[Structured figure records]
begin
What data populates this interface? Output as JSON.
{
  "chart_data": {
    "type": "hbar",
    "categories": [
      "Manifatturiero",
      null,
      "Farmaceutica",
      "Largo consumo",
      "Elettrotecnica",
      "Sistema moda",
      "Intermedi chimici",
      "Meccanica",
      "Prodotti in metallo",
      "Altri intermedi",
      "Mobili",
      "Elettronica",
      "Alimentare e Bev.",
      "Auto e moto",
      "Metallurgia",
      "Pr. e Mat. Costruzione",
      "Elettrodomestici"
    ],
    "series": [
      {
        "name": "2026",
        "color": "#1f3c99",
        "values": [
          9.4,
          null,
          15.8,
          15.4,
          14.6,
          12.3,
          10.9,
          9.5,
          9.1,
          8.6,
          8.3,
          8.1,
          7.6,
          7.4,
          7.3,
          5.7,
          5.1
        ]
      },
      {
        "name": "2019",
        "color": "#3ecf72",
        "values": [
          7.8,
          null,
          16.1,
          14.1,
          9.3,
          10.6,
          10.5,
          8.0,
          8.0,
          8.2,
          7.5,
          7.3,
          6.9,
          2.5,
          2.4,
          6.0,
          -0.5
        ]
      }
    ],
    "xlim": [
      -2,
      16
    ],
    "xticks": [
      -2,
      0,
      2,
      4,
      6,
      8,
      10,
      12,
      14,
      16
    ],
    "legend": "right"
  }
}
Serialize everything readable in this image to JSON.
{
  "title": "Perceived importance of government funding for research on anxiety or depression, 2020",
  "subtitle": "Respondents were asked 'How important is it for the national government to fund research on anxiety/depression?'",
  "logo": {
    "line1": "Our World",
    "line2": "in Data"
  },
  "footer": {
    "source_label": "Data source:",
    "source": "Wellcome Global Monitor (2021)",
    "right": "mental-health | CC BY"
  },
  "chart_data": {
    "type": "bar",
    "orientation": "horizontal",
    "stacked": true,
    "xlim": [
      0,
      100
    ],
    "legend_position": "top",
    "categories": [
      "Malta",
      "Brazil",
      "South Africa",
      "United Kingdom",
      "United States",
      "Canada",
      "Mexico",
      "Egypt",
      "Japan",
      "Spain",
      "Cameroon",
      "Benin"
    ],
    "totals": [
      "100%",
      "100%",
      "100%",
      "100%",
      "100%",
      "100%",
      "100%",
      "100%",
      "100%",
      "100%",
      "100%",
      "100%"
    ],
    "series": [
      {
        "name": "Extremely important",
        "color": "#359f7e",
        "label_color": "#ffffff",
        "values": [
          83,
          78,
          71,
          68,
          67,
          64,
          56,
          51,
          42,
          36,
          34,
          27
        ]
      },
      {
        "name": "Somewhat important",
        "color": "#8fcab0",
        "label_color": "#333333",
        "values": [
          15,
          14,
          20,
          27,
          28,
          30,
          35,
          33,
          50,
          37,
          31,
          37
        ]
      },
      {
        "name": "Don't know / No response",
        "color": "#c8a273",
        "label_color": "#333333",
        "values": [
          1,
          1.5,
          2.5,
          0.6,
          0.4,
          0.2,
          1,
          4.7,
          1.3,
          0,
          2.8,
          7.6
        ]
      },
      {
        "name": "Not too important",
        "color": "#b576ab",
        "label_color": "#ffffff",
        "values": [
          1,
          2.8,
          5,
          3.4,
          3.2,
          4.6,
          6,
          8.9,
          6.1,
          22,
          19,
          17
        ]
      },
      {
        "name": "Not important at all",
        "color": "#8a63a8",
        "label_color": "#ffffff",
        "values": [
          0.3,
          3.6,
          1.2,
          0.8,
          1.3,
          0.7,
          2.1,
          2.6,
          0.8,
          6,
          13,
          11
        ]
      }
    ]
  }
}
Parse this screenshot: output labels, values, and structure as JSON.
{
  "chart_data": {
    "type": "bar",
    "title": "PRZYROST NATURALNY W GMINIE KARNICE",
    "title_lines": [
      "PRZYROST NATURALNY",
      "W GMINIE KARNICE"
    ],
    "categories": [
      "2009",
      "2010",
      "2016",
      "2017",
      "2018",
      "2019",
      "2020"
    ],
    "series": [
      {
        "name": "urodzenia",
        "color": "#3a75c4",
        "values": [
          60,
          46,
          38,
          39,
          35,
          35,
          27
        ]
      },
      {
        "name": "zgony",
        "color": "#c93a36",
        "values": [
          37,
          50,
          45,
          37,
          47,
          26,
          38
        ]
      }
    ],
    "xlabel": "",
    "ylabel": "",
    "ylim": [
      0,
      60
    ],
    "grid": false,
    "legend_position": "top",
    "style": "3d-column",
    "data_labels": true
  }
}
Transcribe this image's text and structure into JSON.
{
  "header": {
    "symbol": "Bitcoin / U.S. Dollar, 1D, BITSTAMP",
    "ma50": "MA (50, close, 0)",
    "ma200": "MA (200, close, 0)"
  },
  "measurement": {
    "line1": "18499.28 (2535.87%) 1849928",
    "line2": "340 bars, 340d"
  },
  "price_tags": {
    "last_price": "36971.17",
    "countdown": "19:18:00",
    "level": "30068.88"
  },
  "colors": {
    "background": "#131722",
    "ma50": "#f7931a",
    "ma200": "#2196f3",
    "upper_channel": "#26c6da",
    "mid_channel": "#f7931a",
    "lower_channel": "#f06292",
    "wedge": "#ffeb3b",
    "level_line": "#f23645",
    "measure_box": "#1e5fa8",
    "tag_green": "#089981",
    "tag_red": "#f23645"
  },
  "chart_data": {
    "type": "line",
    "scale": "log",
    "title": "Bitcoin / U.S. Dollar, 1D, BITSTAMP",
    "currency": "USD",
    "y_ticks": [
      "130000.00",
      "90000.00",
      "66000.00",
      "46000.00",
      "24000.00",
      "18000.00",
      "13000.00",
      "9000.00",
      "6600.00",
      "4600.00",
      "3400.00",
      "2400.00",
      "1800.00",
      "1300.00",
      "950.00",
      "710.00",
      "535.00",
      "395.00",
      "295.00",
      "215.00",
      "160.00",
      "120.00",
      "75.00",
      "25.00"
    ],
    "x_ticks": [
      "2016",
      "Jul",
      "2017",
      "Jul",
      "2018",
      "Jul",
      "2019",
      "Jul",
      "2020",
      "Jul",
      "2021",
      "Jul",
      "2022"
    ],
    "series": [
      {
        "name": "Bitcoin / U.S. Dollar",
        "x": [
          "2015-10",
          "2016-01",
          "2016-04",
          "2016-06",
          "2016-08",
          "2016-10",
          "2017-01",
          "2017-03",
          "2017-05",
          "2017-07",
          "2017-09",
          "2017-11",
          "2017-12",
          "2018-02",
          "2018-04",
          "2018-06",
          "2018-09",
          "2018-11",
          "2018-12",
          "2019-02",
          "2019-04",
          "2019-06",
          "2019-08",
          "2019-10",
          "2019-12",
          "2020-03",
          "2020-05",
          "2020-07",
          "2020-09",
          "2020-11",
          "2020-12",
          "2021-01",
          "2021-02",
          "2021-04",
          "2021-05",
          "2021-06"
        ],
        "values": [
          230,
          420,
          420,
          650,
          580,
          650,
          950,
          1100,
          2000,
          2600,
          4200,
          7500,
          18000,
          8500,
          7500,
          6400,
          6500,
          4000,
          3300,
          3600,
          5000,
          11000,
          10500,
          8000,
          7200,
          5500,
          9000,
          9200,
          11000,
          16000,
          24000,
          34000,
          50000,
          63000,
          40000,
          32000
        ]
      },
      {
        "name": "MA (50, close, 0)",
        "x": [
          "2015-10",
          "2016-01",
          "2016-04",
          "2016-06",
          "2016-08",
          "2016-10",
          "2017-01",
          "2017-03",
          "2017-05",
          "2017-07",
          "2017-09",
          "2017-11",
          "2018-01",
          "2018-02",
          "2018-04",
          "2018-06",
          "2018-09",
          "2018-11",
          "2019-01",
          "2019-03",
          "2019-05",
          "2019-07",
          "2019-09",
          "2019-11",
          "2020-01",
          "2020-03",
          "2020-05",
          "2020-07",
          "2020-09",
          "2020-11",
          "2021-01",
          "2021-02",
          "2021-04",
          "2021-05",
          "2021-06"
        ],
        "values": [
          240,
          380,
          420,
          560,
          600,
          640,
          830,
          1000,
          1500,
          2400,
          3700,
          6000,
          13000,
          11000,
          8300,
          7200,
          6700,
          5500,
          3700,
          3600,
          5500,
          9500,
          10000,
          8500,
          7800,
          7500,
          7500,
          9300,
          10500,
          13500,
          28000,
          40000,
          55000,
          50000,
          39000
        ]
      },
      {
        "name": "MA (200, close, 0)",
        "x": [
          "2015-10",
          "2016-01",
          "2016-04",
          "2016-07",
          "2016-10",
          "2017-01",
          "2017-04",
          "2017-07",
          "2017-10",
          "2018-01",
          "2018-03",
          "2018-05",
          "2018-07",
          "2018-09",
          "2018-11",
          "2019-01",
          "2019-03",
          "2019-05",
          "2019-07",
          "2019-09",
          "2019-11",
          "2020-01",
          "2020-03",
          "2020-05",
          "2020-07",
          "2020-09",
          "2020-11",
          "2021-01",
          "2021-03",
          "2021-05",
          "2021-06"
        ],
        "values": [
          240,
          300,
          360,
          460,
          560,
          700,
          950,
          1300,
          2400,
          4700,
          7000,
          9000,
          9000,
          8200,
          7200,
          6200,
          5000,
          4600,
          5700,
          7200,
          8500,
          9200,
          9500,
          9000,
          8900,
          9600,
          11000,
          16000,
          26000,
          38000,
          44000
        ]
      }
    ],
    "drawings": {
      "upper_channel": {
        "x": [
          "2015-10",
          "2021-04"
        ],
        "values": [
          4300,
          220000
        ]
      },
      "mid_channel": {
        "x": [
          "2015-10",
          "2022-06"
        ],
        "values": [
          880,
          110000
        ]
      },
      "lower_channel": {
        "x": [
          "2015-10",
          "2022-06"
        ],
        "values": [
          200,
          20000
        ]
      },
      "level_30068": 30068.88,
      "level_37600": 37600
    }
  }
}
end
Work to complete
Report each line of the material above where the word "GMINIE" appears.

Response to the exercise
    "title": "PRZYROST NATURALNY W GMINIE KARNICE",
      "W GMINIE KARNICE"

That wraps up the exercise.